§ **Description of the task**
From the entries below, copy out every line with "Workload" in it.

[Rows from a dataset]
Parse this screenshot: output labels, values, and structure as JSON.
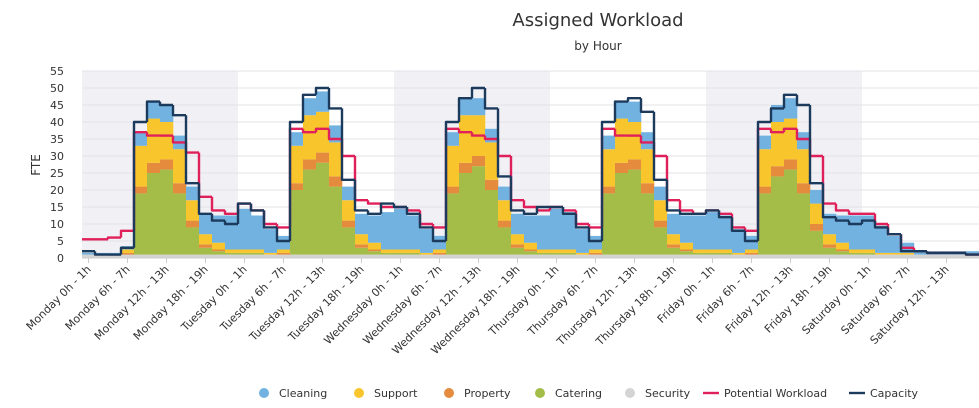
{
  "chart_data": {
    "type": "stacked-step-area",
    "title": "Assigned Workload",
    "subtitle": "by Hour",
    "y_label": "FTE",
    "ylim": [
      0,
      55
    ],
    "yticks": [
      0,
      5,
      10,
      15,
      20,
      25,
      30,
      35,
      40,
      45,
      50,
      55
    ],
    "grid": true,
    "legend": "bottom",
    "categories": [
      "Monday 0h - 1h",
      null,
      null,
      "Monday 6h - 7h",
      null,
      null,
      "Monday 12h - 13h",
      null,
      null,
      "Monday 18h - 19h",
      null,
      null,
      "Tuesday 0h - 1h",
      null,
      null,
      "Tuesday 6h - 7h",
      null,
      null,
      "Tuesday 12h - 13h",
      null,
      null,
      "Tuesday 18h - 19h",
      null,
      null,
      "Wednesday 0h - 1h",
      null,
      null,
      "Wednesday 6h - 7h",
      null,
      null,
      "Wednesday 12h - 13h",
      null,
      null,
      "Wednesday 18h - 19h",
      null,
      null,
      "Thursday 0h - 1h",
      null,
      null,
      "Thursday 6h - 7h",
      null,
      null,
      "Thursday 12h - 13h",
      null,
      null,
      "Thursday 18h - 19h",
      null,
      null,
      "Friday 0h - 1h",
      null,
      null,
      "Friday 6h - 7h",
      null,
      null,
      "Friday 12h - 13h",
      null,
      null,
      "Friday 18h - 19h",
      null,
      null,
      "Saturday 0h - 1h",
      null,
      null,
      "Saturday 6h - 7h",
      null,
      null,
      "Saturday 12h - 13h",
      null,
      null
    ],
    "series": [
      {
        "name": "Cleaning",
        "color": "#72b2e0",
        "kind": "area",
        "values": [
          0.5,
          0.5,
          0.5,
          1,
          4,
          5,
          5,
          4,
          4,
          6,
          8,
          10,
          12,
          10,
          7,
          4,
          4,
          5,
          6,
          5,
          4,
          6,
          8,
          11,
          12,
          10,
          7,
          4,
          4,
          5,
          5,
          4,
          4,
          6,
          8,
          10,
          12,
          11,
          7,
          4,
          4,
          5,
          6,
          5,
          4,
          6,
          8,
          10,
          11,
          10,
          7,
          4,
          4,
          5,
          6,
          5,
          4,
          6,
          8,
          10,
          10,
          8,
          5,
          3,
          1,
          1,
          1,
          1,
          1
        ]
      },
      {
        "name": "Support",
        "color": "#f8c52c",
        "kind": "area",
        "values": [
          0,
          0,
          0,
          1,
          12,
          13,
          11,
          10,
          6,
          3,
          2,
          1,
          1,
          1,
          0.5,
          1,
          11,
          13,
          12,
          10,
          6,
          3,
          2,
          1,
          1,
          1,
          0.5,
          1,
          12,
          14,
          12,
          11,
          6,
          3,
          2,
          1,
          1,
          1,
          0.5,
          1,
          11,
          13,
          11,
          10,
          6,
          3,
          2,
          1,
          1,
          1,
          0.5,
          1,
          11,
          13,
          12,
          10,
          6,
          3,
          2,
          1,
          1,
          0.5,
          0.5,
          0.5,
          0,
          0,
          0,
          0,
          0
        ]
      },
      {
        "name": "Property",
        "color": "#e58b3e",
        "kind": "area",
        "values": [
          0,
          0,
          0,
          0.5,
          2,
          3,
          3,
          3,
          2,
          1,
          0.5,
          0,
          0,
          0,
          0,
          0.5,
          2,
          3,
          3,
          3,
          2,
          1,
          0.5,
          0,
          0,
          0,
          0,
          0.5,
          2,
          3,
          3,
          3,
          2,
          1,
          0.5,
          0,
          0,
          0,
          0,
          0.5,
          2,
          3,
          3,
          3,
          2,
          1,
          0.5,
          0,
          0,
          0,
          0,
          0.5,
          2,
          3,
          3,
          3,
          2,
          1,
          0.5,
          0,
          0,
          0,
          0,
          0,
          0,
          0,
          0,
          0,
          0
        ]
      },
      {
        "name": "Catering",
        "color": "#a3bd48",
        "kind": "area",
        "values": [
          0,
          0,
          0,
          0,
          18,
          24,
          25,
          18,
          8,
          2,
          1,
          0.5,
          0.5,
          0.5,
          0,
          0,
          19,
          25,
          27,
          20,
          8,
          2,
          1,
          0.5,
          0.5,
          0.5,
          0,
          0,
          18,
          24,
          26,
          19,
          8,
          2,
          1,
          0.5,
          0.5,
          0.5,
          0,
          0,
          18,
          24,
          25,
          18,
          8,
          2,
          1,
          0.5,
          0.5,
          0.5,
          0,
          0,
          18,
          23,
          25,
          18,
          7,
          2,
          1,
          0.5,
          0.5,
          0,
          0,
          0,
          0,
          0,
          0,
          0,
          0
        ]
      },
      {
        "name": "Security",
        "color": "#d4d4d4",
        "kind": "area",
        "values": [
          1,
          1,
          1,
          1,
          1,
          1,
          1,
          1,
          1,
          1,
          1,
          1,
          1,
          1,
          1,
          1,
          1,
          1,
          1,
          1,
          1,
          1,
          1,
          1,
          1,
          1,
          1,
          1,
          1,
          1,
          1,
          1,
          1,
          1,
          1,
          1,
          1,
          1,
          1,
          1,
          1,
          1,
          1,
          1,
          1,
          1,
          1,
          1,
          1,
          1,
          1,
          1,
          1,
          1,
          1,
          1,
          1,
          1,
          1,
          1,
          1,
          1,
          1,
          1,
          1,
          1,
          1,
          1,
          1
        ]
      },
      {
        "name": "Potential Workload",
        "color": "#e0205a",
        "kind": "line",
        "values": [
          5.5,
          5.5,
          6,
          8,
          37,
          36,
          36,
          34,
          31,
          18,
          14,
          13,
          16,
          14,
          10,
          9,
          38,
          37,
          38,
          35,
          30,
          17,
          16,
          15,
          15,
          14,
          10,
          9,
          38,
          37,
          36,
          35,
          30,
          17,
          15,
          14,
          15,
          14,
          10,
          9,
          38,
          36,
          36,
          34,
          30,
          17,
          14,
          13,
          14,
          13,
          9,
          8,
          38,
          37,
          38,
          35,
          30,
          16,
          14,
          13,
          13,
          10,
          7,
          3,
          2,
          1.5,
          1.5,
          1.5,
          1
        ]
      },
      {
        "name": "Capacity",
        "color": "#1c3a5c",
        "kind": "line",
        "values": [
          2,
          1,
          1,
          3,
          40,
          46,
          45,
          42,
          22,
          13,
          11,
          10,
          16,
          14,
          9,
          5,
          40,
          48,
          50,
          44,
          23,
          14,
          13,
          16,
          15,
          13,
          9,
          5,
          40,
          47,
          50,
          44,
          24,
          14,
          13,
          15,
          15,
          13,
          9,
          5,
          40,
          46,
          47,
          43,
          23,
          14,
          13,
          13,
          14,
          12,
          8,
          5,
          40,
          44,
          48,
          45,
          22,
          12,
          11,
          10,
          11,
          9,
          7,
          2,
          2,
          1.5,
          1.5,
          1.5,
          1
        ]
      }
    ]
  }
}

§ **The reply**
    "title": "Assigned Workload",
        "name": "Potential Workload",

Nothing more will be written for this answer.